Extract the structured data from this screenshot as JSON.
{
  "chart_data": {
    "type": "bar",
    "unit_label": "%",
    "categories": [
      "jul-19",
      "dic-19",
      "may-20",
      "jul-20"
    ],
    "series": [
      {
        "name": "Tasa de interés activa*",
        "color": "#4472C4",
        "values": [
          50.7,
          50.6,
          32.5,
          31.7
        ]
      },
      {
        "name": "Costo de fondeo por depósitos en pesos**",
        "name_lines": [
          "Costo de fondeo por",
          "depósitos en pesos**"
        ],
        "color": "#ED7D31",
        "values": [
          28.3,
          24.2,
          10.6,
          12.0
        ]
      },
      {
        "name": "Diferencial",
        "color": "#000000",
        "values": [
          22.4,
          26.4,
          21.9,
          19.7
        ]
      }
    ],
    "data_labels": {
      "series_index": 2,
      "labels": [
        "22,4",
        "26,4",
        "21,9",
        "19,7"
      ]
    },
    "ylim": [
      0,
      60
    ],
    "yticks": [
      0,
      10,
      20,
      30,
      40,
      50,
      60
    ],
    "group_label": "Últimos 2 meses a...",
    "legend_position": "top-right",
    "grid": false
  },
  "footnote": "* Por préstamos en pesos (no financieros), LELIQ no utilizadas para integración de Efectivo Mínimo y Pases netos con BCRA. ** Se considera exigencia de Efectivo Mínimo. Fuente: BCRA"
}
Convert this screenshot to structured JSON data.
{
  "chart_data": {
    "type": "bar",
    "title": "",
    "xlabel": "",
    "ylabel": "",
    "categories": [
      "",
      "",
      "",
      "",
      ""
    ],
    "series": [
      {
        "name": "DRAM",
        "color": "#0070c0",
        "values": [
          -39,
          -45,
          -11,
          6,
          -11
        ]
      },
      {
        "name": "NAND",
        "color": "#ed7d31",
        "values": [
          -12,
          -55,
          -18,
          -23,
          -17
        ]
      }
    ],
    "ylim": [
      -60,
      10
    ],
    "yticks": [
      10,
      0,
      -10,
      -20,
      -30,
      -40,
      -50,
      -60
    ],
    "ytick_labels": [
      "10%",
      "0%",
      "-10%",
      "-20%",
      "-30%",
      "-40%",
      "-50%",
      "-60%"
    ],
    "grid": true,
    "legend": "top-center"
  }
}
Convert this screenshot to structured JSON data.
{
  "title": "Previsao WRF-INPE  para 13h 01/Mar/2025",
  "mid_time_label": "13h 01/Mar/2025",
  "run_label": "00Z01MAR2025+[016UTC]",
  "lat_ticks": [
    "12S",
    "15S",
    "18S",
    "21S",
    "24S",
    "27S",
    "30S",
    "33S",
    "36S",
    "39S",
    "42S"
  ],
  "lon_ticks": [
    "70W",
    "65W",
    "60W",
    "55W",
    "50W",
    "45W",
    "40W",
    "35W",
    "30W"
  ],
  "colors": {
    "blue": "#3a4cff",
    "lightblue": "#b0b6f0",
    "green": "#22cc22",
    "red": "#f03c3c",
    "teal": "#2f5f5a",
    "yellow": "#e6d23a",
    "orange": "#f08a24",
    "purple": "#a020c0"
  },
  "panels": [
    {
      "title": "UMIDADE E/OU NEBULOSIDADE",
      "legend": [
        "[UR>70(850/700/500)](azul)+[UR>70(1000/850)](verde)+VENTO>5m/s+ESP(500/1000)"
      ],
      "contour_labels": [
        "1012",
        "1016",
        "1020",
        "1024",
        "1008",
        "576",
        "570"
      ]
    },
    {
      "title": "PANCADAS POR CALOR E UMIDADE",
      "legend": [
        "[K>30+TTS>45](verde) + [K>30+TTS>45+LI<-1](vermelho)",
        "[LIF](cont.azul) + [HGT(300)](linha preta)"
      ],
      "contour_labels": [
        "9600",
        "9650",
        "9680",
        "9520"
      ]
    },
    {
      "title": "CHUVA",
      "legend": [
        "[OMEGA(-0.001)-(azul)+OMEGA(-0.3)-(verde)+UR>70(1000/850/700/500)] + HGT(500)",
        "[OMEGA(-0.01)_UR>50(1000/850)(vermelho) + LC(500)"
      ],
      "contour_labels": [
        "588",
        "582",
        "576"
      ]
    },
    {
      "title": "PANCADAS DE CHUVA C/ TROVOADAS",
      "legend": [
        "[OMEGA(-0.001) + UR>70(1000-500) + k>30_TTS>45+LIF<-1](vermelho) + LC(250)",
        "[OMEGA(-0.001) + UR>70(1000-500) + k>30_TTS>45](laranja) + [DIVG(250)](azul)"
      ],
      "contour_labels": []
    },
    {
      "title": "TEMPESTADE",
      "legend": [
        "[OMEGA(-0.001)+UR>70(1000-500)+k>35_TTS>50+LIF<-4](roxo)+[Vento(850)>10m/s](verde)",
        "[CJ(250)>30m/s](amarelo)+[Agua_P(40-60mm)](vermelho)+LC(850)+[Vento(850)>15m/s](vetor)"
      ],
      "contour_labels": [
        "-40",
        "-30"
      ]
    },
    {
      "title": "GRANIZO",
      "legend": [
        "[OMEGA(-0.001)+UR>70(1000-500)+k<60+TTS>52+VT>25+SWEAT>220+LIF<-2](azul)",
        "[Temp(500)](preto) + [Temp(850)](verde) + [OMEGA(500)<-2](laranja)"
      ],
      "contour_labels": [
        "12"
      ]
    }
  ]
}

EXERCISE DIRECTIONS:
Every line holding "OMEGA" should be copied out.

COMPLETED EXERCISE:
        "[OMEGA(-0.001)-(azul)+OMEGA(-0.3)-(verde)+UR>70(1000/850/700/500)] + HGT(500)",
        "[OMEGA(-0.01)_UR>50(1000/850)(vermelho) + LC(500)"
        "[OMEGA(-0.001) + UR>70(1000-500) + k>30_TTS>45+LIF<-1](vermelho) + LC(250)",
        "[OMEGA(-0.001) + UR>70(1000-500) + k>30_TTS>45](laranja) + [DIVG(250)](azul)"
        "[OMEGA(-0.001)+UR>70(1000-500)+k>35_TTS>50+LIF<-4](roxo)+[Vento(850)>10m/s](verde)",
        "[OMEGA(-0.001)+UR>70(1000-500)+k<60+TTS>52+VT>25+SWEAT>220+LIF<-2](azul)",
        "[Temp(500)](preto) + [Temp(850)](verde) + [OMEGA(500)<-2](laranja)"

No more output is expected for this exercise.